> [Set task 1]:
Render the lines of the patent figure records below as a JSON list of strings, one string per line, skipping blank lines and covering every record. Leave the pictures out of your answer.

> [Excerpt]:

────────────────────

19. Bookmark. Whether you are study at a bricks and mortar college or doing online studies, you are likely to use the Internet for research. A good web browser is key, as is utilizing it properly. Bookmark web pages you find useful, including using bookmark folders to structure your research. It makes writing up your bibliography a lot easier.
20. Learn to revise. Preview, read, review before you write. Then edit and rewrite. Learn about the SQ3R reading and study skill system.
21. Cite for sore eyes. Citations, where you attribute the sources referred to in your paper, vary in style by field of study. Rutger’s University Libraries has a page noting several citation styles, and links to on-line guides. Ask your professors and TAs which method they require you to use.

Looks Are Everything
What you put into a paper will show in its general appearance and organization. Make your term paper something that a teaching assistant or professor will want to read.

22. Put in the effort. Make it look as if you cared about it enough to organize your paper. Write a good introduction and make it clear what you are writing about.
23. Put in the effort, part 2. If you are a skilled writer, you probably don't need to be in college. If you are not, then you need to not only write but edit and rewrite. Polish your work by degrees.
24. Hand in a clean paper. Don't eat nachos and cheese over top of your term paper or soil it in some other way. In fact, make a couple of copies in case this happens, and so that you don't have to go scrambling to print out another.
25. Produce good diagrams. No point including diagrams in your term paper if they make no sense, are irrelevant, or have no references backing up your data. But having quality diagrams or charts can improve your mark, especially if they are original and represent your knowledge of a topic. You don't need to spend money on software when web-based diagramming tools like Gliffy are free.
26. Don't use online term paper mills. Papers purchased from websites tend to circulate a lot, increasing the chances that your professor already knows about a specific paper. Some of them are also hopelessly outdated. If you want a bit of a leg up, only use purchased papers as reference material.

The Most Common Mistakes
Few college students start out highly disciplined. The good news is you can learn.

27. Not picking a good study spot. Every part of a library or campus is not made equally. If you want quiet, try out different areas and pick a good study spot.

────────────────────

> [Rows]:
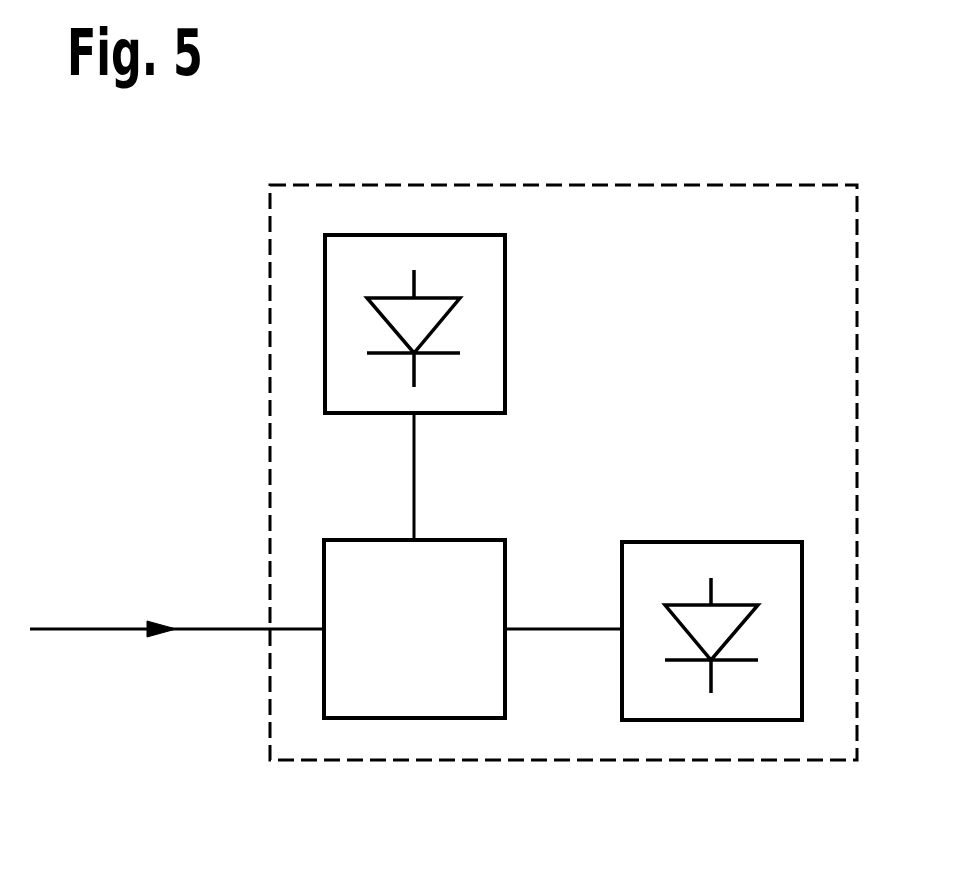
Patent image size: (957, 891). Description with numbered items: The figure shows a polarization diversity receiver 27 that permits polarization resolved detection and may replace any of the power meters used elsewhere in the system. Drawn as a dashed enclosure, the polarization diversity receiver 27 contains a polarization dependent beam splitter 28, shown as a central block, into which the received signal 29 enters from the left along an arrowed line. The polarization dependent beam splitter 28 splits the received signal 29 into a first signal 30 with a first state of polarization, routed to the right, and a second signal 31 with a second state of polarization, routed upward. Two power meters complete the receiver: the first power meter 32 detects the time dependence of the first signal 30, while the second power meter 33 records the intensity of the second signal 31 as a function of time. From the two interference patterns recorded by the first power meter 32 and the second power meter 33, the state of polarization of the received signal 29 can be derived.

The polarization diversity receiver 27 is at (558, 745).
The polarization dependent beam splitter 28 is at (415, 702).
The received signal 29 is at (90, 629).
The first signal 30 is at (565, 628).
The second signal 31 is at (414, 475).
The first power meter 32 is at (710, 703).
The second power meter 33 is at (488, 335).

────────────────────

> [Set task 2]:
Translate this sentence from the study tips into French: "Bookmark web pages you find useful, including using bookmark folders to structure your research."

> [Final result 1]:
[
  "Patent image size: (957, 891). Description with numbered items: The figure shows a polarization diversity receiver 27 that permits polarization resolved detection and may replace any of the power meters used elsewhere in the system. Drawn as a dashed enclosure, the polarization diversity receiver 27 contains a polarization dependent beam splitter 28, shown as a central block, into which the received signal 29 enters from the left along an arrowed line. The polarization dependent beam splitter 28 splits the received signal 29 into a first signal 30 with a first state of polarization, routed to the right, and a second signal 31 with a second state of polarization, routed upward. Two power meters complete the receiver: the first power meter 32 detects the time dependence of the first signal 30, while the second power meter 33 records the intensity of the second signal 31 as a function of time. From the two interference patterns recorded by the first power meter 32 and the second power meter 33, the state of polarization of the received signal 29 can be derived.",
  "The polarization diversity receiver 27 is at (558, 745).",
  "The polarization dependent beam splitter 28 is at (415, 702).",
  "The received signal 29 is at (90, 629).",
  "The first signal 30 is at (565, 628).",
  "The second signal 31 is at (414, 475).",
  "The first power meter 32 is at (710, 703).",
  "The second power meter 33 is at (488, 335)."
]

> [Final result 2]:
Ajoutez à vos favoris les pages web que vous trouvez utiles, notamment en utilisant des dossiers de favoris pour structurer vos recherches.